● PAGE TEXT

Gidon isn’t the first Holocaust survivor on Tik Tok. Lily Ebert, a 97-year-old Hungarian survivor of Auschwitz has over 1.2M followers on Tik Tok thanks to her great-grandson, Dov Forman, all of seventeen years old. But now there’s somebody new on Tik Tok, a certain @thetrueadventures. With 2.2M views, 420K “likes,” and 41K followers, Gidon Lev, 86 year-old Holocaust survivor, has gone viral.

Who is Gidon Lev?

Of the 15,000 children transported through or imprisoned in the Nazi concentration camp of Terezin, fewer than 100 survived. Gidon is one of those children. He spent 4 years in the camp. He lost 26 family members, including his father, who died on a death march. After liberation, Gidon and his mother emigrated to Brooklyn and, later, Toronto. In 1959, Gidon came to Israel, and he’s been there ever since.

A convert to Judaism, I had never met a Holocaust survivor until I met Gidon Lev in 2017. Originally from California, I made aliyah in 2012, on the heels of great loss. I had lived in Los Angeles for ten years. So Israel was, to put it lightly, quite a change.

I met Gidon because he was looking for someone to help him write a book about his life. At first, I turned him down. I didn’t feel qualified. But I was drawn to him by an overarching worry: What happens when the last Holocaust survivors are gone from this earth? What will we do then? I had to help Gidon with the book. It was clear to me that Gidon’s story was imperative.

As I worked on the book and wrote about Gidon’s experience and the fate of his family, it was impossible not to cast the net more widely and talk about the conditions that led to the Holocaust. Especially given the sorry state of affairs in the 21st century. The sharp rise in antisemitism and nationalism, hate, ignorance, and intolerance toward minorities these days is a breathtaking punch to the gut.

Our Tik Tok experience has been good overall — Gidon receives many heartfelt, earnest messages of love. But he also gets messages so hateful I cannot repeat them here. I must admit that my faith in humanity has taken a beating. I try to shield Gidon from the worst comments. The vilest reactions have come from those who compare the Covid vaccination to the steps that led to the Holocaust. History IS repeating, anti-vaxxers say, positive that their comparison is correct. “This is a deep fake,” someone named AlabamaMama said. “We aren’t denying the Holocaust,” said AmericanPatriot, “we just think the numbers are exaggerated.” This active erasing of antisemitism from history and appalling trivialization of genocide and unthinkable suffering has been hard to bear.

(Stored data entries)
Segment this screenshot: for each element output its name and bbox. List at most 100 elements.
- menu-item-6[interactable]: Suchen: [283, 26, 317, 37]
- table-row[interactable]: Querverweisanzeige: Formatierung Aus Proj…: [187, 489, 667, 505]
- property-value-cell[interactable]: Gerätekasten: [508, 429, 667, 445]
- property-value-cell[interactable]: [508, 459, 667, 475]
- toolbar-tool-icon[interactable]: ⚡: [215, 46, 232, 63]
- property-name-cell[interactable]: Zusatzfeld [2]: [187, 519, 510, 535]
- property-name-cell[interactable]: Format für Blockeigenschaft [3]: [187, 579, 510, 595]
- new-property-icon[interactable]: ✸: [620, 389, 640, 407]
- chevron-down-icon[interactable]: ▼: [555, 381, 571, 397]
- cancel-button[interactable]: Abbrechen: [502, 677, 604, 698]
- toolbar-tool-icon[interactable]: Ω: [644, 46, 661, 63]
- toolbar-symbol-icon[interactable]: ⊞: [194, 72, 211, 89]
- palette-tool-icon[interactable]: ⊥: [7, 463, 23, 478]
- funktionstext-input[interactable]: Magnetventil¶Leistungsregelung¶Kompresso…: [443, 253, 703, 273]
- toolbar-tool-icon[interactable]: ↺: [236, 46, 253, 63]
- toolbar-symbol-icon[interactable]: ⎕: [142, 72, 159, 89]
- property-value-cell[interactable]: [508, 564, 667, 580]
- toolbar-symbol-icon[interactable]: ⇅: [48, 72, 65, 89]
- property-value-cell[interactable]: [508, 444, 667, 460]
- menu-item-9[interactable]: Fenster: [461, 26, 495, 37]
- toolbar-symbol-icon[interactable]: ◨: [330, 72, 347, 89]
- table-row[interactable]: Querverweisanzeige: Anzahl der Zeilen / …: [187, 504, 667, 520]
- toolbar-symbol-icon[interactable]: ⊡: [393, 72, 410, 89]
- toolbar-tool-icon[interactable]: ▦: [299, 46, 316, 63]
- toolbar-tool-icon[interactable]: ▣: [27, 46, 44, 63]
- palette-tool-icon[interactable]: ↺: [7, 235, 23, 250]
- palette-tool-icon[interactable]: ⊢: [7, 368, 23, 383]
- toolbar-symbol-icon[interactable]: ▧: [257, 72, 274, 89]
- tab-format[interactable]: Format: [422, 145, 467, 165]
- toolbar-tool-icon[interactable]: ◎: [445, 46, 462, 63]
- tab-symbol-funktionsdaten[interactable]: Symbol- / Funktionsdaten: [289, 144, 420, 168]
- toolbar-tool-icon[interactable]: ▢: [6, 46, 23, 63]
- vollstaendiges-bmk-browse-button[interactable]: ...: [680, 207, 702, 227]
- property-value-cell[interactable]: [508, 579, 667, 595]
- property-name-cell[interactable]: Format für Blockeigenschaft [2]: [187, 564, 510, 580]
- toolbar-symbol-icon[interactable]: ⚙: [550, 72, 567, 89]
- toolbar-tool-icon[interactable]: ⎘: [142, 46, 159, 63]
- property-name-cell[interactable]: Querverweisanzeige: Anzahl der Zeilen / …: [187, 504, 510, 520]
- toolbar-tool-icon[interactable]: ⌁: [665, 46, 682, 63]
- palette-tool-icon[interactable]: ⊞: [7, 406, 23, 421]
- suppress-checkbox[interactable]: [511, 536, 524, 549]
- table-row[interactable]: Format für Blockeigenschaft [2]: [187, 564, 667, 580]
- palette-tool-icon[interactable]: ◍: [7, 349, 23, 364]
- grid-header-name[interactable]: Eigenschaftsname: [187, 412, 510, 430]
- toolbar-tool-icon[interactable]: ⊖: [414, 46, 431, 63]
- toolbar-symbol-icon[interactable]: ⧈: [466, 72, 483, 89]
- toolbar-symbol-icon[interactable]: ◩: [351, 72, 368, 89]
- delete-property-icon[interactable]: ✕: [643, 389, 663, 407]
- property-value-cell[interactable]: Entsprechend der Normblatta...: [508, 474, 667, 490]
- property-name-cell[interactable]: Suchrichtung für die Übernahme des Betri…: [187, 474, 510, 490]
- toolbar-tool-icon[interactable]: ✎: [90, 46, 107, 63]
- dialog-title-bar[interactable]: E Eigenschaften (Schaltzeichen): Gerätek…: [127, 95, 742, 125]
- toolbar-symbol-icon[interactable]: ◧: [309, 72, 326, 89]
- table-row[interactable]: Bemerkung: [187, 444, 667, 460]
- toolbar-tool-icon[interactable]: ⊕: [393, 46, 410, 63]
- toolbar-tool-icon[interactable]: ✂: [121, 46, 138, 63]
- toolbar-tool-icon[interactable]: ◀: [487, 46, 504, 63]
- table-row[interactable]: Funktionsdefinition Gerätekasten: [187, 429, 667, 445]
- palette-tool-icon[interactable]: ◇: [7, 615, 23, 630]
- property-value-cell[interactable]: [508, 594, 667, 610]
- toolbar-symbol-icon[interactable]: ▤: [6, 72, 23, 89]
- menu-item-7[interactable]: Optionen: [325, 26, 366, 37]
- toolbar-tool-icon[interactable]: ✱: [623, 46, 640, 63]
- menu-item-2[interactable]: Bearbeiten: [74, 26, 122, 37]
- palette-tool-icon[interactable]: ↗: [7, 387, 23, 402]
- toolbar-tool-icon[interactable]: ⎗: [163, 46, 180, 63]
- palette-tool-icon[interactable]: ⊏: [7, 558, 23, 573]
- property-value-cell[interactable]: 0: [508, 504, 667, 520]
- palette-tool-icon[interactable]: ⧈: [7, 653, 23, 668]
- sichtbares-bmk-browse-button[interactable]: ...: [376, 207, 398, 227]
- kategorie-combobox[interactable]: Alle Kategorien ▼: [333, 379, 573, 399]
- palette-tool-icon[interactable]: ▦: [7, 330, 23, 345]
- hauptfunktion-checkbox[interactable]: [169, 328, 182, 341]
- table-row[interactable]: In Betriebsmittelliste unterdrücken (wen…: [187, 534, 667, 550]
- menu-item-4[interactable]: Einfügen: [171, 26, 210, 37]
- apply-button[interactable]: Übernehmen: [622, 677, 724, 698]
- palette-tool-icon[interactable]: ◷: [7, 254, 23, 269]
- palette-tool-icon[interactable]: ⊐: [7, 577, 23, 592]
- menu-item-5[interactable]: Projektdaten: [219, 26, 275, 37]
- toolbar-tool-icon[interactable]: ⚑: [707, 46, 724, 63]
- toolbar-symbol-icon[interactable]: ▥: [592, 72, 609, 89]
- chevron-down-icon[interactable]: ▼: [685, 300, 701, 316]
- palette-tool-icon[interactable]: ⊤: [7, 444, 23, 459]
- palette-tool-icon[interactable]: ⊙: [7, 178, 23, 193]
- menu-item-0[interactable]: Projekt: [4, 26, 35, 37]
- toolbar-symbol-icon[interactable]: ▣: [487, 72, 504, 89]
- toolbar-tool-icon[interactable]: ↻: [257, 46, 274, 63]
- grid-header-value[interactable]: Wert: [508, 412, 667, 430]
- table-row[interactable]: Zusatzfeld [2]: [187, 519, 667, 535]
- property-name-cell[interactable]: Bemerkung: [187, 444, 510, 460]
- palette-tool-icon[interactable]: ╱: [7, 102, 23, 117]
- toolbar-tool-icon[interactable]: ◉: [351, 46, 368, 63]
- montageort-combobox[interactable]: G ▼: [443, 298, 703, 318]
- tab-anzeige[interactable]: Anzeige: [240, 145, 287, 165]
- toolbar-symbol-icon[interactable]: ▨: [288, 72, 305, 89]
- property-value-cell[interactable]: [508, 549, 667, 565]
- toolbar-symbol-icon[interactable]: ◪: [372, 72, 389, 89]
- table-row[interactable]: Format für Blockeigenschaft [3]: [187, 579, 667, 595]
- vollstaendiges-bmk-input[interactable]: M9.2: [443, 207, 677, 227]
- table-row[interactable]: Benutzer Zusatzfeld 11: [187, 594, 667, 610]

● WORK TO COMPLETE
(1) In the piece about Gidon Lev, how many years did he spend in the Terezin camp?
(2) Echo the portion of the piece about Gidon Lev that opens with the words containing "A convert to" and closes with "story was imperative.".
These records have no connection to the piece about Gidon Lev.

● ANSWER SET
(1) 4 years.

(2)
A convert to Judaism, I had never met a Holocaust survivor until I met Gidon Lev in 2017. Originally from California, I made aliyah in 2012, on the heels of great loss. I had lived in Los Angeles for ten years. So Israel was, to put it lightly, quite a change.

I met Gidon because he was looking for someone to help him write a book about his life. At first, I turned him down. I didn’t feel qualified. But I was drawn to him by an overarching worry: What happens when the last Holocaust survivors are gone from this earth? What will we do then? I had to help Gidon with the book. It was clear to me that Gidon’s story was imperative.